[Dataset entries]
+-------+
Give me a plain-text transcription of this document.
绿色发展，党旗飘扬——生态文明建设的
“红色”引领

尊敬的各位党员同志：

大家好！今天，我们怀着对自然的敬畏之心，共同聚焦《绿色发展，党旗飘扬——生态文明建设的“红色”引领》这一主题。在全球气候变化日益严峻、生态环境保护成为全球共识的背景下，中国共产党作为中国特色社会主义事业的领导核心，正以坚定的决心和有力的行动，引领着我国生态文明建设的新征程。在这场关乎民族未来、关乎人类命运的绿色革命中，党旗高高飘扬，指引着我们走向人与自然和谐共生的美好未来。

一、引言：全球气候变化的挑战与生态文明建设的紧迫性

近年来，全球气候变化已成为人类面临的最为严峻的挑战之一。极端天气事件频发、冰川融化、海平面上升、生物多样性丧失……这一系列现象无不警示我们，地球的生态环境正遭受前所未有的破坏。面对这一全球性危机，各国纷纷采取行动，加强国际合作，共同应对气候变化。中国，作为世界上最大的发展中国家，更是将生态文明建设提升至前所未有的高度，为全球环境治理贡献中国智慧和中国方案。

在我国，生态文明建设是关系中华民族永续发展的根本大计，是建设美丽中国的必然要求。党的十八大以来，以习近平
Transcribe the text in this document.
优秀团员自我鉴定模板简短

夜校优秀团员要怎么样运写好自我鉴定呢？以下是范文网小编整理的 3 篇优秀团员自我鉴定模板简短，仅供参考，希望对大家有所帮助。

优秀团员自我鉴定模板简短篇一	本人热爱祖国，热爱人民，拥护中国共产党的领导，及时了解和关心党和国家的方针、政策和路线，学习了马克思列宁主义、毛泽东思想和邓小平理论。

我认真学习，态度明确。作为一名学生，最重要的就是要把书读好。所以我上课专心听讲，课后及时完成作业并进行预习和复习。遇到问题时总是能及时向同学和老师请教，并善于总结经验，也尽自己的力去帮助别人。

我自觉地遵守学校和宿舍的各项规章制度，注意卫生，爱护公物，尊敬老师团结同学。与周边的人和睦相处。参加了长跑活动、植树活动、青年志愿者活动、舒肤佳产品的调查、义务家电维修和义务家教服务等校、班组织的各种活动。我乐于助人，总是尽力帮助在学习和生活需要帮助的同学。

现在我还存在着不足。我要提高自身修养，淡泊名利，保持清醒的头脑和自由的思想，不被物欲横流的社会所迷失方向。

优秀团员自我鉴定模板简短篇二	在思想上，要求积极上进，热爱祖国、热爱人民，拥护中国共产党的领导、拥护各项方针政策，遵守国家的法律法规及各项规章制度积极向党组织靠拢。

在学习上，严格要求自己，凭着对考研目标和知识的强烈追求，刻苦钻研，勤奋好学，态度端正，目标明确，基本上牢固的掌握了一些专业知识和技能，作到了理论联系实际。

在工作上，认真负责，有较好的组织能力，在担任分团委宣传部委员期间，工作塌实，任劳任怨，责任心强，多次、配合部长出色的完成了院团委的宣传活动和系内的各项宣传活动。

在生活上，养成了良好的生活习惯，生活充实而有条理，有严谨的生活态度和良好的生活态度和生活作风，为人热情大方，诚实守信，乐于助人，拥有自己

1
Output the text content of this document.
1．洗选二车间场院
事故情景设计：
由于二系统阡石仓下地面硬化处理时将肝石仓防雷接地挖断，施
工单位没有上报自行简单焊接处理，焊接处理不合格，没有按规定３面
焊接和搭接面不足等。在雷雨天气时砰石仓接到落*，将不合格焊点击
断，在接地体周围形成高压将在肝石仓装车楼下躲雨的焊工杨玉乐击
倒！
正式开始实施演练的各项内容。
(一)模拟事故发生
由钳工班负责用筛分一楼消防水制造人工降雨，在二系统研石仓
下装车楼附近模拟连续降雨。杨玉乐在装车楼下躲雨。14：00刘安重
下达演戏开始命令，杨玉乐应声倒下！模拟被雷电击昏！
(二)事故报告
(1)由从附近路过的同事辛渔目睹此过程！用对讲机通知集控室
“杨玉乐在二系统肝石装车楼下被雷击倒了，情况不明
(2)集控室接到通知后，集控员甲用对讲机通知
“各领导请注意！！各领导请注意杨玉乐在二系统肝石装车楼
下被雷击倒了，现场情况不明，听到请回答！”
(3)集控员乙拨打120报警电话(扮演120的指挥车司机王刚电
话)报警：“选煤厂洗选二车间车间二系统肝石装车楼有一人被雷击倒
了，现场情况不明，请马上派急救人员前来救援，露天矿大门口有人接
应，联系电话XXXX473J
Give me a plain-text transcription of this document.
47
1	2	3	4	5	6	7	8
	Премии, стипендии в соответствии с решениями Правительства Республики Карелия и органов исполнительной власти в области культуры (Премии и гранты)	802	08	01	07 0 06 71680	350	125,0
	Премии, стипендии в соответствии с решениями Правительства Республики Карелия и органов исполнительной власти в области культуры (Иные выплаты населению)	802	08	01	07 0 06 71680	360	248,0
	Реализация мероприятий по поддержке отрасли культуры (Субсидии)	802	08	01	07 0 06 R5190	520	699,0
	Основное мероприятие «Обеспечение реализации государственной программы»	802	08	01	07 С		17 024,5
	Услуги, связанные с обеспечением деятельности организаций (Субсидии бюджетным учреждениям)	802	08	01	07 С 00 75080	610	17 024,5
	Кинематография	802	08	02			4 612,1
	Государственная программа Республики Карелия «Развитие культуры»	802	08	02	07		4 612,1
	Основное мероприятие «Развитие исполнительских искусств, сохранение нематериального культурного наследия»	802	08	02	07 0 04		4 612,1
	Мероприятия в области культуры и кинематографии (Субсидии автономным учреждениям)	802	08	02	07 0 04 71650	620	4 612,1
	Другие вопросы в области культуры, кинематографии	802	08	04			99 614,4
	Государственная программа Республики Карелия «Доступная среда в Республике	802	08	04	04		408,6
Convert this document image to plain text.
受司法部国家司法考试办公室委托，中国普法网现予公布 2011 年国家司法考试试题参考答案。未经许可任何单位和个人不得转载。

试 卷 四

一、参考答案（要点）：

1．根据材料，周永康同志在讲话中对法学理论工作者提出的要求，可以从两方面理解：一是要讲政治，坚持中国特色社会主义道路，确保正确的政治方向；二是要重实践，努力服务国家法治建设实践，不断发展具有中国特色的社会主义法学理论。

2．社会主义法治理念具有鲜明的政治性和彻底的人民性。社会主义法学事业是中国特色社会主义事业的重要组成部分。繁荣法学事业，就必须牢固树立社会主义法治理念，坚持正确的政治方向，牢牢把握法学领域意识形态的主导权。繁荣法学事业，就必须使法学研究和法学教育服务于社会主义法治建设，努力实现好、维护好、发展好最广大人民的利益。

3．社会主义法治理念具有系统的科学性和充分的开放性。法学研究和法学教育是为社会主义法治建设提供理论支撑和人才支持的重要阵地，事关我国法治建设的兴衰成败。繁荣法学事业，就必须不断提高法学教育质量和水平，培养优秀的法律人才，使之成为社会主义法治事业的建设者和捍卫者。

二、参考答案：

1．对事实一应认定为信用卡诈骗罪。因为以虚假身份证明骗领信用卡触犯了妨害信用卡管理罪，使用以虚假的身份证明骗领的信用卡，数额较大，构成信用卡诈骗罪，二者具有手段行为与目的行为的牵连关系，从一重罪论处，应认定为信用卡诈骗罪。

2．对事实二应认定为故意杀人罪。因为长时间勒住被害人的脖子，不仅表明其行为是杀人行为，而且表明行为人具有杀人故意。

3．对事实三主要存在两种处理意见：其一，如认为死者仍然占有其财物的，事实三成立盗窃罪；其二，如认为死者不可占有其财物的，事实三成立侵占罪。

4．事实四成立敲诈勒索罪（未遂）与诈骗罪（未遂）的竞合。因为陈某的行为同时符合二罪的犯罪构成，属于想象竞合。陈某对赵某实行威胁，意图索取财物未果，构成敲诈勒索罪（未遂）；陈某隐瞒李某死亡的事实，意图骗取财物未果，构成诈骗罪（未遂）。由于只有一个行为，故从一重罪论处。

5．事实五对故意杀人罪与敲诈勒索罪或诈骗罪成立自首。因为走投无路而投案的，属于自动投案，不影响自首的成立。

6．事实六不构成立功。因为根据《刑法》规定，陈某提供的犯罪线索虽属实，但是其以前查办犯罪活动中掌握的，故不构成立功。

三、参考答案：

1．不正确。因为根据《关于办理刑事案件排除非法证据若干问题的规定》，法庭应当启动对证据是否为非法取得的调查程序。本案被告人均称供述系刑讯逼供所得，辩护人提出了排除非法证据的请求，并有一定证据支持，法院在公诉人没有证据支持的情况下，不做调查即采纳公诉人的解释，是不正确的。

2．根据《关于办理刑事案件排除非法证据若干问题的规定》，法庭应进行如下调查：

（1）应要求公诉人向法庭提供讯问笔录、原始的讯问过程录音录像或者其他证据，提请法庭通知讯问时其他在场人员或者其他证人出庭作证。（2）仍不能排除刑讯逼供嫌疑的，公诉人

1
+-------+
[Short problem] Find how many lines of the material carry the string "热爱人民". Only the number should be in the answer.

[Expected output] 2